BEGIN Data supplied
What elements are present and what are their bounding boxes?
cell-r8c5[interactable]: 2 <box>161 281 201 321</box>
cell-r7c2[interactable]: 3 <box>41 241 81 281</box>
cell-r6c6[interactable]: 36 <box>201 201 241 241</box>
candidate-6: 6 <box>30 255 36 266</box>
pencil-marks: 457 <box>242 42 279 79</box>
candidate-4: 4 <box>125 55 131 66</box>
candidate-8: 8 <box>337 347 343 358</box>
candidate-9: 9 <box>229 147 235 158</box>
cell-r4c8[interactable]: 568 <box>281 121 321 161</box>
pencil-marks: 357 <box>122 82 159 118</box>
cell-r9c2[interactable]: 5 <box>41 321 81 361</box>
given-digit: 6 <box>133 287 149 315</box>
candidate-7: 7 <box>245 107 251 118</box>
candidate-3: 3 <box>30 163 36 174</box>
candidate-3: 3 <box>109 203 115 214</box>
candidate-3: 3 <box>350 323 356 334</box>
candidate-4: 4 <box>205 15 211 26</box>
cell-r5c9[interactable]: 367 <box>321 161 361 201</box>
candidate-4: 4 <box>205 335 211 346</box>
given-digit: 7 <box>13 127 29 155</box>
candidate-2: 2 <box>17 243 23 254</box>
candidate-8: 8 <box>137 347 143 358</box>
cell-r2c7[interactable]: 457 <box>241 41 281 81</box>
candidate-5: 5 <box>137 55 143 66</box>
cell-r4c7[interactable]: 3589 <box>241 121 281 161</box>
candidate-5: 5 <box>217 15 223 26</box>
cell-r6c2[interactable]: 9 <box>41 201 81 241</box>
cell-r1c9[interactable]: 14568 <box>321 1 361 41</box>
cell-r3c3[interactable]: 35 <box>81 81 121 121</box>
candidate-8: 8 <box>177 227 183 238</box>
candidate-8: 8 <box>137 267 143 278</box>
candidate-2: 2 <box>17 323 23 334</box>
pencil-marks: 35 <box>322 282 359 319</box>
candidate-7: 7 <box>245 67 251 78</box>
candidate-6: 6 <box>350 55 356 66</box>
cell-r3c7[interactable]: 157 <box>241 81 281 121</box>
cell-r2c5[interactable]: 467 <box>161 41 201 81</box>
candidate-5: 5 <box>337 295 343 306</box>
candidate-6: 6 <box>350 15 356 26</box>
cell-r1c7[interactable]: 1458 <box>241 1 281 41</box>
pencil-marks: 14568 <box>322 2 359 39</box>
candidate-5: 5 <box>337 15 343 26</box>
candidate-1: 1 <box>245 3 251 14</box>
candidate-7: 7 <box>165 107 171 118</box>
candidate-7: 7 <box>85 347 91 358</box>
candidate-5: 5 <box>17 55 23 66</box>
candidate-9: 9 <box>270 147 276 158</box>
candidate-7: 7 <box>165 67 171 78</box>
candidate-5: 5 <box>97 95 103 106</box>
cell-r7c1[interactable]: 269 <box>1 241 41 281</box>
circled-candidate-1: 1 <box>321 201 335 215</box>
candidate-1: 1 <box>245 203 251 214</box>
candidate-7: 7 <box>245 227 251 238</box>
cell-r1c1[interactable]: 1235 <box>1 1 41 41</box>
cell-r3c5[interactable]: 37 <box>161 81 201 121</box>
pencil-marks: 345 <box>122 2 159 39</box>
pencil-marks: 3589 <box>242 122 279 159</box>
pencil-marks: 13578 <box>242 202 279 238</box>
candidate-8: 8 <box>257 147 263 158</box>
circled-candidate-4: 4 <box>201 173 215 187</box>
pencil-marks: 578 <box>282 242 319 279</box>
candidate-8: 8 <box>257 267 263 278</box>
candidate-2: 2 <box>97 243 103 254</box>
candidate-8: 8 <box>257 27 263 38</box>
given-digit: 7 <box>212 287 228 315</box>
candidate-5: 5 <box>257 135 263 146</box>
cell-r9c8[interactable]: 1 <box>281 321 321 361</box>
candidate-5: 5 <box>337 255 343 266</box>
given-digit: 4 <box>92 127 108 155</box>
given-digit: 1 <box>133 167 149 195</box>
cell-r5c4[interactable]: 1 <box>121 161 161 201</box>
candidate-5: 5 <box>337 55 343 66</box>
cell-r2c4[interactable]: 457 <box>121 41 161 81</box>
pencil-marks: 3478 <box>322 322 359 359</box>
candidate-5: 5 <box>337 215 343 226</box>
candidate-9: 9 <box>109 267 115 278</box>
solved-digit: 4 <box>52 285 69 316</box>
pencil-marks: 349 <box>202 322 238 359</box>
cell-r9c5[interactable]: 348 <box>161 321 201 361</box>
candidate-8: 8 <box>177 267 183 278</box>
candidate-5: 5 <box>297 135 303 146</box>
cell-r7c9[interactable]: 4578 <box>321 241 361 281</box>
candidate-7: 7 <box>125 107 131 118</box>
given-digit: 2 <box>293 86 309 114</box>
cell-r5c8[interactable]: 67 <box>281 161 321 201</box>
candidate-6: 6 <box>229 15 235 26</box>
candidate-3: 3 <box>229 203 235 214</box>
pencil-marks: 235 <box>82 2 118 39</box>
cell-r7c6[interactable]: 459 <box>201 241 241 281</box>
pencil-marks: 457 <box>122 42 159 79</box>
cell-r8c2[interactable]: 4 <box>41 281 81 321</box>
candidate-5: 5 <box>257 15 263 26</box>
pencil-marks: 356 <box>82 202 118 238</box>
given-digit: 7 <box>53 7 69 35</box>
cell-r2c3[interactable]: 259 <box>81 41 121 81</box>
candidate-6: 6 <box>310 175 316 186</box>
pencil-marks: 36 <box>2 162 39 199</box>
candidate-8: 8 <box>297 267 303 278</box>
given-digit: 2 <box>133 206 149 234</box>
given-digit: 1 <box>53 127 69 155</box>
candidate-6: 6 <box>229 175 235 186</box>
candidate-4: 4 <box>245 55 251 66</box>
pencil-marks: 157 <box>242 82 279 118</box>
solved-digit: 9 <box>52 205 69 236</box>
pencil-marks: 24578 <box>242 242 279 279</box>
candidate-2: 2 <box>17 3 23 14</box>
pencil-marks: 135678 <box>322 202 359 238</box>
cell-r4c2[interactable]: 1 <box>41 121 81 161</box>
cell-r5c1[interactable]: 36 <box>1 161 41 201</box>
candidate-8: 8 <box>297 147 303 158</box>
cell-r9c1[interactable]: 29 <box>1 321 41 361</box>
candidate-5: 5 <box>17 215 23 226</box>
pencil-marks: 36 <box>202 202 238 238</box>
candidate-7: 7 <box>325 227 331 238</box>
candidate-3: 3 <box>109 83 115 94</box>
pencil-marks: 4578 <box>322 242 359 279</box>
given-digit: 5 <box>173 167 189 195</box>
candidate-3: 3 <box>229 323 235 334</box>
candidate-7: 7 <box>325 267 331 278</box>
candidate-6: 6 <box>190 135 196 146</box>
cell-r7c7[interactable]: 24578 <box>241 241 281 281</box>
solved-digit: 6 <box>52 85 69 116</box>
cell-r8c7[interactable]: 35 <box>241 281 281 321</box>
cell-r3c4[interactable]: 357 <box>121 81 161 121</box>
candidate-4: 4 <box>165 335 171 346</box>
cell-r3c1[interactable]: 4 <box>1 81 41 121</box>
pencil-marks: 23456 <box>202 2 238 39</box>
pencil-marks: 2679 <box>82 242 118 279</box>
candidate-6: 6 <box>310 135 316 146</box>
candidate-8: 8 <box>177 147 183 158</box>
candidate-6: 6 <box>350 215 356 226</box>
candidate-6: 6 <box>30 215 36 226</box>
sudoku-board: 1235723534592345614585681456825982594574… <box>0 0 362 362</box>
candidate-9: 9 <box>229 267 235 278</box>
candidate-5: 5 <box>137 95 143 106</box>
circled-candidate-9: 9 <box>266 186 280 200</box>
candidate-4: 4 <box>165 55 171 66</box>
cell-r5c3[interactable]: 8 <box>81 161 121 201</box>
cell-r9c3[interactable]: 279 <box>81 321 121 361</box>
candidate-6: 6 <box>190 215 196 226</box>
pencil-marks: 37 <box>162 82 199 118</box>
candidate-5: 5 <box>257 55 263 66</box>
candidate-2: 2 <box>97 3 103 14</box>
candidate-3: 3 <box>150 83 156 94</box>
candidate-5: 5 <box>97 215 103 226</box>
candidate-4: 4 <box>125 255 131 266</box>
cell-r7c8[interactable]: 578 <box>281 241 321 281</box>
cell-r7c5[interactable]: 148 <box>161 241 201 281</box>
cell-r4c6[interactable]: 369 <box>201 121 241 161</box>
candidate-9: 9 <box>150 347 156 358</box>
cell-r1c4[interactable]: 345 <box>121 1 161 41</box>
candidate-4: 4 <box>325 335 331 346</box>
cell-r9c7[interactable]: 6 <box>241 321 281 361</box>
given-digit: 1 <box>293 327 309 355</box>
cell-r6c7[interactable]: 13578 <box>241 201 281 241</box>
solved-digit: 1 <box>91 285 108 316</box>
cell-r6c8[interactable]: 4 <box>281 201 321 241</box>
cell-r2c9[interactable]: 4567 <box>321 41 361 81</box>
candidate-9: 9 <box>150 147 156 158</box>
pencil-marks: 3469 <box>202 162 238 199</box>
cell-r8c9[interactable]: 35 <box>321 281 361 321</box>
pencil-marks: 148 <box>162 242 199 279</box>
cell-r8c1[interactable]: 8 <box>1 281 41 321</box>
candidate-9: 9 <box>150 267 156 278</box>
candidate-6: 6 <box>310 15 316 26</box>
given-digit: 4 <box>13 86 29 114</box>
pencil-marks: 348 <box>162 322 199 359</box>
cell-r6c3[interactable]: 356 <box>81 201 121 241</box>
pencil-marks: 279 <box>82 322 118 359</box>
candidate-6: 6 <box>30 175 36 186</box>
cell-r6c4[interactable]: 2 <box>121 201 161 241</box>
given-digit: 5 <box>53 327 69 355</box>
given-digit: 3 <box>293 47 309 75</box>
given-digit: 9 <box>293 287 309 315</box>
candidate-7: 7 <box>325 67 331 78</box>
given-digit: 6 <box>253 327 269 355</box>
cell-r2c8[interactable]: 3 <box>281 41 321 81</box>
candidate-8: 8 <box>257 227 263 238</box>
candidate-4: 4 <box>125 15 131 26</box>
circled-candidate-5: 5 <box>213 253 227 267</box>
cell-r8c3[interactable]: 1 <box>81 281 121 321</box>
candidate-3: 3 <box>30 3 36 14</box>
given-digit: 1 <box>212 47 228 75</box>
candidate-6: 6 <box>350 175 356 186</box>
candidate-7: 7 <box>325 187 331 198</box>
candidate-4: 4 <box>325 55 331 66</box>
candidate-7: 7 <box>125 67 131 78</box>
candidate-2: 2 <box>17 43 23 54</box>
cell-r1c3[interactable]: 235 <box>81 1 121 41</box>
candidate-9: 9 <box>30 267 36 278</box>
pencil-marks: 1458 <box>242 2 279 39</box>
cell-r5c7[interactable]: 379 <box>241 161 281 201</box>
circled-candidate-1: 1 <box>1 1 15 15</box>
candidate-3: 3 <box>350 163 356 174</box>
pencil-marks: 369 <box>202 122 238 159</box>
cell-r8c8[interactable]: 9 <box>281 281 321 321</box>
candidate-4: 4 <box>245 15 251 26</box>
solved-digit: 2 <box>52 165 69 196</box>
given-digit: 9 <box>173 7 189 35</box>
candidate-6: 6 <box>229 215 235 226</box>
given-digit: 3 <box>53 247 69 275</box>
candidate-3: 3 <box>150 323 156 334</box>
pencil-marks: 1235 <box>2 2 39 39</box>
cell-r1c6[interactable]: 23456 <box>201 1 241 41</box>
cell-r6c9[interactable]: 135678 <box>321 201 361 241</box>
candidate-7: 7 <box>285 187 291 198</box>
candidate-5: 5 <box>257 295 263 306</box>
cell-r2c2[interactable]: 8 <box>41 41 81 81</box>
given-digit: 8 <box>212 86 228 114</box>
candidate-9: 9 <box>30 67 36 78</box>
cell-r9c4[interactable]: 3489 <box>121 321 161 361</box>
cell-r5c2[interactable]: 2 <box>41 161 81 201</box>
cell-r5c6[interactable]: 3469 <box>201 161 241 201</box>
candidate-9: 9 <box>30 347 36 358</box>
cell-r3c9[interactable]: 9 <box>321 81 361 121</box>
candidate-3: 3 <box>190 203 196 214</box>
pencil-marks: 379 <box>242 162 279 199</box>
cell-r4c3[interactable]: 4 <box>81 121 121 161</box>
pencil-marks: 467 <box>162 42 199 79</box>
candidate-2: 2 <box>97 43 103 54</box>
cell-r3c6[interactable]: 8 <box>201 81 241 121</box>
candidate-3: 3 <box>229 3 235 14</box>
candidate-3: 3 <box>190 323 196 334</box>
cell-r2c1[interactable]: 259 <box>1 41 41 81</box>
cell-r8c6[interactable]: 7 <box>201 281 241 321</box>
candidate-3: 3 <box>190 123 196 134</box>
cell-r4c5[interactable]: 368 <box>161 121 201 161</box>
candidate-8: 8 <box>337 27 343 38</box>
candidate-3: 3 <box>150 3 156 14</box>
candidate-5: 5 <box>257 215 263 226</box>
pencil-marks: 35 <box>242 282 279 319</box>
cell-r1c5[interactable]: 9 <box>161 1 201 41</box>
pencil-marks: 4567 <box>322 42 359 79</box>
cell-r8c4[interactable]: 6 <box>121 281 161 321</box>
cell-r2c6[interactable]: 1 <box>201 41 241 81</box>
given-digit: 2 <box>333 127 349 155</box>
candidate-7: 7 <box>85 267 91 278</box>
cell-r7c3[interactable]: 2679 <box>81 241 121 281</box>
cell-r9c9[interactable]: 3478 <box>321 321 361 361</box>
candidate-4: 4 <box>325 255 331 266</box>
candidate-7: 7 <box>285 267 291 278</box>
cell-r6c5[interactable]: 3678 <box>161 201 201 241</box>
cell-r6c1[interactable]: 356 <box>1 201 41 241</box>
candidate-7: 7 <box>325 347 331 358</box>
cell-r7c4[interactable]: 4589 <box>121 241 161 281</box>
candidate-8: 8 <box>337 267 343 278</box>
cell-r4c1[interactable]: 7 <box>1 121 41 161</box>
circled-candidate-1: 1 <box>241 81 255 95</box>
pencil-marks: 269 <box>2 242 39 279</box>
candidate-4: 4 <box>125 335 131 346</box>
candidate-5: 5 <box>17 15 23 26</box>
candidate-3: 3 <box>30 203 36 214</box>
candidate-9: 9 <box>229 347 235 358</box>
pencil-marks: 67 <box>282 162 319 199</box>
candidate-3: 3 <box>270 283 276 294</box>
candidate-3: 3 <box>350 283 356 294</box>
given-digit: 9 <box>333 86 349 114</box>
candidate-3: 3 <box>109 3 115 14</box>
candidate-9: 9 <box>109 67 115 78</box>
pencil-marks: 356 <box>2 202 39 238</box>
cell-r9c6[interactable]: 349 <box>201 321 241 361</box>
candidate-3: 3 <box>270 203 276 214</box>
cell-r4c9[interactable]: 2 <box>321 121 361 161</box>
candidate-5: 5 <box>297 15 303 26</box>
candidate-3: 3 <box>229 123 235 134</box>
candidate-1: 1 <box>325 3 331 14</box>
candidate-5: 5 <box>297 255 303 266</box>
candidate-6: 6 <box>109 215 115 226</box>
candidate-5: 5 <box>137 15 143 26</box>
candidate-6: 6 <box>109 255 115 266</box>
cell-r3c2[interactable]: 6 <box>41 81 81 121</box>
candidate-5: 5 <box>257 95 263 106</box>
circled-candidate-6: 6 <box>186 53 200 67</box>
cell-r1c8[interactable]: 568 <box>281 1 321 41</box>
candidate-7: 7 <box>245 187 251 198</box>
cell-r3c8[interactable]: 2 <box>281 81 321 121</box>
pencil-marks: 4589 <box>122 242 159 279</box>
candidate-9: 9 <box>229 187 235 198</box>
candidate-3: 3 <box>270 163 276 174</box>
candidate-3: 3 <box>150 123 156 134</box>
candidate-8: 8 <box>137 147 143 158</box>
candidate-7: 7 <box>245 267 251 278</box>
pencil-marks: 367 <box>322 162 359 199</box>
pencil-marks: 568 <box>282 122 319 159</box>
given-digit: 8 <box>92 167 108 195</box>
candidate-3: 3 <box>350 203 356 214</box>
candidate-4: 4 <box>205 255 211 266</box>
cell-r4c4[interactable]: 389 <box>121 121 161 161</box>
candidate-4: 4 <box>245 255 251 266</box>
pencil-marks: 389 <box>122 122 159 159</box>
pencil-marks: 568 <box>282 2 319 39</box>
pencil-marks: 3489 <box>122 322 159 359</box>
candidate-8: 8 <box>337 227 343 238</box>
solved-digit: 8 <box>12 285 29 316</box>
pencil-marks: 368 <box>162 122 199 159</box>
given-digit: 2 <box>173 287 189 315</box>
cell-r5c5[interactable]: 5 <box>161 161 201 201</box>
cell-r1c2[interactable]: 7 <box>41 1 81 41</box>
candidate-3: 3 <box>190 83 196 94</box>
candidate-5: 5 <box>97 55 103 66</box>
END Data supplied
Problem to solve — Reproduce everything from the start of the entries down to the line containing "candidate-2: 2 <box>17 323 23 334</box>", switching "given-digit" to "clue-digit" and leaving all else unchanged.

Response —
What elements are present and what are their bounding boxes?
cell-r8c5[interactable]: 2 <box>161 281 201 321</box>
cell-r7c2[interactable]: 3 <box>41 241 81 281</box>
cell-r6c6[interactable]: 36 <box>201 201 241 241</box>
candidate-6: 6 <box>30 255 36 266</box>
pencil-marks: 457 <box>242 42 279 79</box>
candidate-4: 4 <box>125 55 131 66</box>
candidate-8: 8 <box>337 347 343 358</box>
candidate-9: 9 <box>229 147 235 158</box>
cell-r4c8[interactable]: 568 <box>281 121 321 161</box>
pencil-marks: 357 <box>122 82 159 118</box>
cell-r9c2[interactable]: 5 <box>41 321 81 361</box>
clue-digit: 6 <box>133 287 149 315</box>
candidate-7: 7 <box>245 107 251 118</box>
candidate-3: 3 <box>30 163 36 174</box>
candidate-3: 3 <box>109 203 115 214</box>
candidate-3: 3 <box>350 323 356 334</box>
candidate-4: 4 <box>205 15 211 26</box>
cell-r5c9[interactable]: 367 <box>321 161 361 201</box>
candidate-4: 4 <box>205 335 211 346</box>
clue-digit: 7 <box>13 127 29 155</box>
candidate-2: 2 <box>17 243 23 254</box>
candidate-8: 8 <box>137 347 143 358</box>
cell-r2c7[interactable]: 457 <box>241 41 281 81</box>
candidate-5: 5 <box>137 55 143 66</box>
cell-r4c7[interactable]: 3589 <box>241 121 281 161</box>
candidate-5: 5 <box>217 15 223 26</box>
cell-r6c2[interactable]: 9 <box>41 201 81 241</box>
cell-r1c9[interactable]: 14568 <box>321 1 361 41</box>
cell-r3c3[interactable]: 35 <box>81 81 121 121</box>
candidate-8: 8 <box>177 227 183 238</box>
candidate-8: 8 <box>137 267 143 278</box>
candidate-2: 2 <box>17 323 23 334</box>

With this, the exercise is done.